WHAT TO PRODUCE: Copy out every line containing the word "национальной".

DATASET CONTENT:

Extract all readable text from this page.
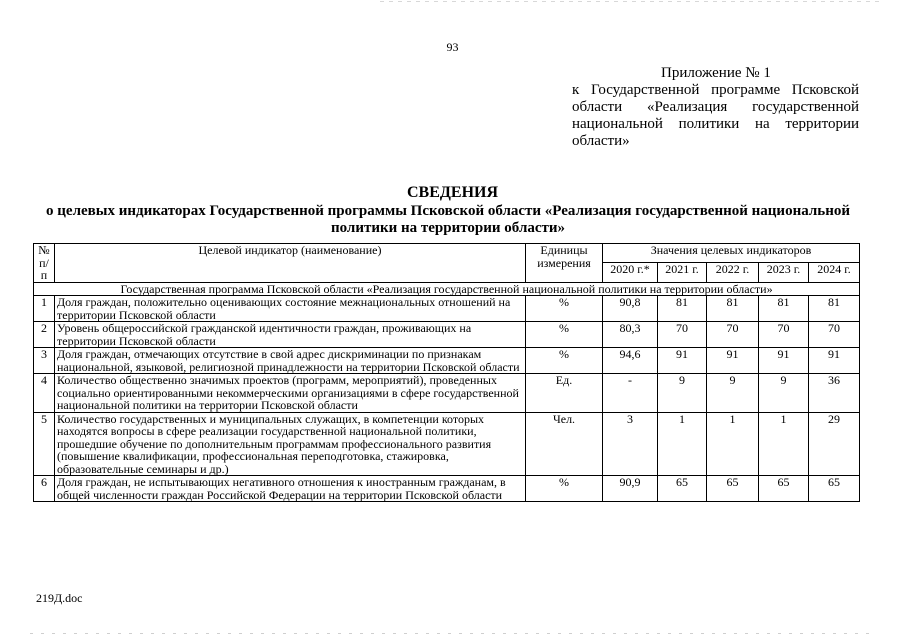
93
Приложение № 1
к Государственной программе Псковской области «Реализация государственной национальной политики на территории области»
СВЕДЕНИЯ
о целевых индикаторах Государственной программы Псковской области «Реализация государственной национальной политики на территории области»
№ п/п	Целевой индикатор (наименование)	Единицы измерения	Значения целевых индикаторов				
			2020 г.*	2021 г.	2022 г.	2023 г.	2024 г.
Государственная программа Псковской области «Реализация государственной национальной политики на территории области»							
1	Доля граждан, положительно оценивающих состояние межнациональных отношений на территории Псковской области	%	90,8	81	81	81	81
2	Уровень общероссийской гражданской идентичности граждан, проживающих на территории Псковской области	%	80,3	70	70	70	70
3	Доля граждан, отмечающих отсутствие в свой адрес дискриминации по признакам национальной, языковой, религиозной принадлежности на территории Псковской области	%	94,6	91	91	91	91
4	Количество общественно значимых проектов (программ, мероприятий), проведенных социально ориентированными некоммерческими организациями в сфере государственной национальной политики на территории Псковской области	Ед.	-	9	9	9	36
5	Количество государственных и муниципальных служащих, в компетенции которых находятся вопросы в сфере реализации государственной национальной политики, прошедшие обучение по дополнительным программам профессионального развития (повышение квалификации, профессиональная переподготовка, стажировка, образовательные семинары и др.)	Чел.	3	1	1	1	29
6	Доля граждан, не испытывающих негативного отношения к иностранным гражданам, в общей численности граждан Российской Федерации на территории Псковской области	%	90,9	65	65	65	65
219Д.doc
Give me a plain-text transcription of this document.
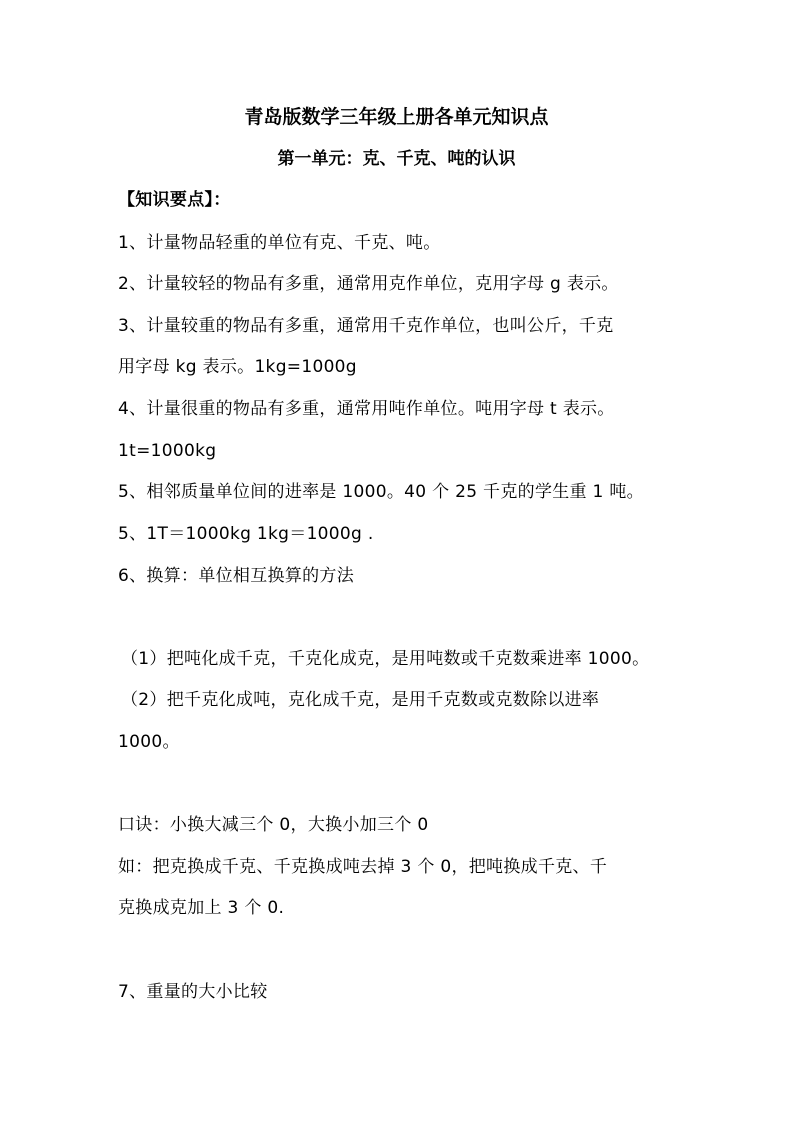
青岛版数学三年级上册各单元知识点
第一单元：克、千克、吨的认识
【知识要点】：
1、计量物品轻重的单位有克、千克、吨。
2、计量较轻的物品有多重，通常用克作单位，克用字母 g 表示。
3、计量较重的物品有多重，通常用千克作单位，也叫公斤，千克
用字母 kg 表示。1kg=1000g
4、计量很重的物品有多重，通常用吨作单位。吨用字母 t 表示。
1t=1000kg
5、相邻质量单位间的进率是 1000。40 个 25 千克的学生重 1 吨。
5、1T＝1000kg 1kg＝1000g .
6、换算：单位相互换算的方法
（1）把吨化成千克，千克化成克，是用吨数或千克数乘进率 1000。
（2）把千克化成吨，克化成千克，是用千克数或克数除以进率
1000。
口诀：小换大减三个 0，大换小加三个 0
如：把克换成千克、千克换成吨去掉 3 个 0，把吨换成千克、千
克换成克加上 3 个 0.
7、重量的大小比较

OUTPUT BELOW:
к Государственной программе Псковской области «Реализация государственной национальной политики на территории области»
о целевых индикаторах Государственной программы Псковской области «Реализация государственной национальной политики на территории области»
Государственная программа Псковской области «Реализация государственной национальной политики на территории области»							
3	Доля граждан, отмечающих отсутствие в свой адрес дискриминации по признакам национальной, языковой, религиозной принадлежности на территории Псковской области	%	94,6	91	91	91	91
4	Количество общественно значимых проектов (программ, мероприятий), проведенных социально ориентированными некоммерческими организациями в сфере государственной национальной политики на территории Псковской области	Ед.	-	9	9	9	36
5	Количество государственных и муниципальных служащих, в компетенции которых находятся вопросы в сфере реализации государственной национальной политики, прошедшие обучение по дополнительным программам профессионального развития (повышение квалификации, профессиональная переподготовка, стажировка, образовательные семинары и др.)	Чел.	3	1	1	1	29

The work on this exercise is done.